**WRITTEN REQUEST**. Copy out all the data, word for word.

[Raw records]
"""

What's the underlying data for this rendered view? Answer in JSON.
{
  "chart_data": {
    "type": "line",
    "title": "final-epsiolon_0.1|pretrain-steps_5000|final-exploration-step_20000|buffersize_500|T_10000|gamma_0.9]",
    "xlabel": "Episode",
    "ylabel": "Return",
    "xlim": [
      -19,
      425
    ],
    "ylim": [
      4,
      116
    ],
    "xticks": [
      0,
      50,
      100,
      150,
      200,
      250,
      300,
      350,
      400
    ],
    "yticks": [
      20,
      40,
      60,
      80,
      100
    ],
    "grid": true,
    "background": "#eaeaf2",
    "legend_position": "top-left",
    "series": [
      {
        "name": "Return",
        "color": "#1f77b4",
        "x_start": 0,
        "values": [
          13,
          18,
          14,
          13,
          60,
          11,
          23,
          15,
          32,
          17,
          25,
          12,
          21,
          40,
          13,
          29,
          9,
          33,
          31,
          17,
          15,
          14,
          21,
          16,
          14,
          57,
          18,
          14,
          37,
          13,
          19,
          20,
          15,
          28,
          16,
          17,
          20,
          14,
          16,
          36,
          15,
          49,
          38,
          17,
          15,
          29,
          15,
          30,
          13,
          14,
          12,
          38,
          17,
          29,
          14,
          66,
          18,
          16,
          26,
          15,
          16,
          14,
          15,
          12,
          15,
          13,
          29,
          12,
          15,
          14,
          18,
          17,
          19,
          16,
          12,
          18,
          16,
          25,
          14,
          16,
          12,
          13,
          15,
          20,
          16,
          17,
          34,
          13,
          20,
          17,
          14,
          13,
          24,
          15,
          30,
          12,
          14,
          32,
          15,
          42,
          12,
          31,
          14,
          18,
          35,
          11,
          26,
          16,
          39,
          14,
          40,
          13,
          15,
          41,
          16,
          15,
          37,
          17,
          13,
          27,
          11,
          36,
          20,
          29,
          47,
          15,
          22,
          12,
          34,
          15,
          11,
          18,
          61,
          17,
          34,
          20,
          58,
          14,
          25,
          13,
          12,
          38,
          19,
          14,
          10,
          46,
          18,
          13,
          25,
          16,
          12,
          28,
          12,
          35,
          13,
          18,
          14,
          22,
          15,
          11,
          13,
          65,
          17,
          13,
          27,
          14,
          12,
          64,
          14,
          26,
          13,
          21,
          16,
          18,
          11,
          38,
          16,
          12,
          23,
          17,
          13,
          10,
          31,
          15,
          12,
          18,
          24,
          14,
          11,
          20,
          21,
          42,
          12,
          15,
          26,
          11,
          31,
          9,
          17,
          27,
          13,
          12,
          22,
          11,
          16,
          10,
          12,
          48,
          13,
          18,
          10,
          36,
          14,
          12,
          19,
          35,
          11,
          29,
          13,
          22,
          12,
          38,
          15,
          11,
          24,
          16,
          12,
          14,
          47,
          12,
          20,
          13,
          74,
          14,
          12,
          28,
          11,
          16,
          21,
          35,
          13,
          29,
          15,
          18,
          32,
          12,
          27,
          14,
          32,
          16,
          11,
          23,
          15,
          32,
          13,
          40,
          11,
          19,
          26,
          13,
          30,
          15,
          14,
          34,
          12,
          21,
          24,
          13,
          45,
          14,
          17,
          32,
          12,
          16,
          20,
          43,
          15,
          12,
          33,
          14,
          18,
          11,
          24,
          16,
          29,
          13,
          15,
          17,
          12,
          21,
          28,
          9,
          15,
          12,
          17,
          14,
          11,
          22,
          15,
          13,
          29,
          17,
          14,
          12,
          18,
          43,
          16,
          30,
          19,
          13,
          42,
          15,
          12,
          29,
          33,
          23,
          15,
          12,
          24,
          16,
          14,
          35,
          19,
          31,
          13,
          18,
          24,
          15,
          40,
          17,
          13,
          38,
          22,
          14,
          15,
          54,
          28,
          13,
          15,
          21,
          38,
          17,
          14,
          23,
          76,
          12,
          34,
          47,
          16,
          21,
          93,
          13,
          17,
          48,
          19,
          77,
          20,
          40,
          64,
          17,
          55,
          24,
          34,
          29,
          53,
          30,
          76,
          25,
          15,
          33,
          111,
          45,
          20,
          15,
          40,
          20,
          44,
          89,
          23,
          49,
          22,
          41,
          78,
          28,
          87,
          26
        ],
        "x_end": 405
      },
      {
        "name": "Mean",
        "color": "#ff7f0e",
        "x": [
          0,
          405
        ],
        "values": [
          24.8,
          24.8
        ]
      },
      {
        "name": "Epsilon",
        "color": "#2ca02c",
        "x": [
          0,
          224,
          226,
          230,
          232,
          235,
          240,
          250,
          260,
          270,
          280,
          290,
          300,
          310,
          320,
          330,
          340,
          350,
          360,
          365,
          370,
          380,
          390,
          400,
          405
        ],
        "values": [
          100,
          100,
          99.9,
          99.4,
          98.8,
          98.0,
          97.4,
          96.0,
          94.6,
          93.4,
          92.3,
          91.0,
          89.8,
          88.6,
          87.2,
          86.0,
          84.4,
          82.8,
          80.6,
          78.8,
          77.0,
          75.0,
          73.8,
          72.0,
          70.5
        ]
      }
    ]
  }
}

"""

**TASK SOLUTION**.
What's the underlying data for this rendered view? Answer in JSON.
{
  "chart_data": {
    "type": "line",
    "title": "final-epsiolon_0.1|pretrain-steps_5000|final-exploration-step_20000|buffersize_500|T_10000|gamma_0.9]",
    "xlabel": "Episode",
    "ylabel": "Return",
    "xlim": [
      -19,
      425
    ],
    "ylim": [
      4,
      116
    ],
    "xticks": [
      0,
      50,
      100,
      150,
      200,
      250,
      300,
      350,
      400
    ],
    "yticks": [
      20,
      40,
      60,
      80,
      100
    ],
    "grid": true,
    "background": "#eaeaf2",
    "legend_position": "top-left",
    "series": [
      {
        "name": "Return",
        "color": "#1f77b4",
        "x_start": 0,
        "values": [
          13,
          18,
          14,
          13,
          60,
          11,
          23,
          15,
          32,
          17,
          25,
          12,
          21,
          40,
          13,
          29,
          9,
          33,
          31,
          17,
          15,
          14,
          21,
          16,
          14,
          57,
          18,
          14,
          37,
          13,
          19,
          20,
          15,
          28,
          16,
          17,
          20,
          14,
          16,
          36,
          15,
          49,
          38,
          17,
          15,
          29,
          15,
          30,
          13,
          14,
          12,
          38,
          17,
          29,
          14,
          66,
          18,
          16,
          26,
          15,
          16,
          14,
          15,
          12,
          15,
          13,
          29,
          12,
          15,
          14,
          18,
          17,
          19,
          16,
          12,
          18,
          16,
          25,
          14,
          16,
          12,
          13,
          15,
          20,
          16,
          17,
          34,
          13,
          20,
          17,
          14,
          13,
          24,
          15,
          30,
          12,
          14,
          32,
          15,
          42,
          12,
          31,
          14,
          18,
          35,
          11,
          26,
          16,
          39,
          14,
          40,
          13,
          15,
          41,
          16,
          15,
          37,
          17,
          13,
          27,
          11,
          36,
          20,
          29,
          47,
          15,
          22,
          12,
          34,
          15,
          11,
          18,
          61,
          17,
          34,
          20,
          58,
          14,
          25,
          13,
          12,
          38,
          19,
          14,
          10,
          46,
          18,
          13,
          25,
          16,
          12,
          28,
          12,
          35,
          13,
          18,
          14,
          22,
          15,
          11,
          13,
          65,
          17,
          13,
          27,
          14,
          12,
          64,
          14,
          26,
          13,
          21,
          16,
          18,
          11,
          38,
          16,
          12,
          23,
          17,
          13,
          10,
          31,
          15,
          12,
          18,
          24,
          14,
          11,
          20,
          21,
          42,
          12,
          15,
          26,
          11,
          31,
          9,
          17,
          27,
          13,
          12,
          22,
          11,
          16,
          10,
          12,
          48,
          13,
          18,
          10,
          36,
          14,
          12,
          19,
          35,
          11,
          29,
          13,
          22,
          12,
          38,
          15,
          11,
          24,
          16,
          12,
          14,
          47,
          12,
          20,
          13,
          74,
          14,
          12,
          28,
          11,
          16,
          21,
          35,
          13,
          29,
          15,
          18,
          32,
          12,
          27,
          14,
          32,
          16,
          11,
          23,
          15,
          32,
          13,
          40,
          11,
          19,
          26,
          13,
          30,
          15,
          14,
          34,
          12,
          21,
          24,
          13,
          45,
          14,
          17,
          32,
          12,
          16,
          20,
          43,
          15,
          12,
          33,
          14,
          18,
          11,
          24,
          16,
          29,
          13,
          15,
          17,
          12,
          21,
          28,
          9,
          15,
          12,
          17,
          14,
          11,
          22,
          15,
          13,
          29,
          17,
          14,
          12,
          18,
          43,
          16,
          30,
          19,
          13,
          42,
          15,
          12,
          29,
          33,
          23,
          15,
          12,
          24,
          16,
          14,
          35,
          19,
          31,
          13,
          18,
          24,
          15,
          40,
          17,
          13,
          38,
          22,
          14,
          15,
          54,
          28,
          13,
          15,
          21,
          38,
          17,
          14,
          23,
          76,
          12,
          34,
          47,
          16,
          21,
          93,
          13,
          17,
          48,
          19,
          77,
          20,
          40,
          64,
          17,
          55,
          24,
          34,
          29,
          53,
          30,
          76,
          25,
          15,
          33,
          111,
          45,
          20,
          15,
          40,
          20,
          44,
          89,
          23,
          49,
          22,
          41,
          78,
          28,
          87,
          26
        ],
        "x_end": 405
      },
      {
        "name": "Mean",
        "color": "#ff7f0e",
        "x": [
          0,
          405
        ],
        "values": [
          24.8,
          24.8
        ]
      },
      {
        "name": "Epsilon",
        "color": "#2ca02c",
        "x": [
          0,
          224,
          226,
          230,
          232,
          235,
          240,
          250,
          260,
          270,
          280,
          290,
          300,
          310,
          320,
          330,
          340,
          350,
          360,
          365,
          370,
          380,
          390,
          400,
          405
        ],
        "values": [
          100,
          100,
          99.9,
          99.4,
          98.8,
          98.0,
          97.4,
          96.0,
          94.6,
          93.4,
          92.3,
          91.0,
          89.8,
          88.6,
          87.2,
          86.0,
          84.4,
          82.8,
          80.6,
          78.8,
          77.0,
          75.0,
          73.8,
          72.0,
          70.5
        ]
      }
    ]
  }
}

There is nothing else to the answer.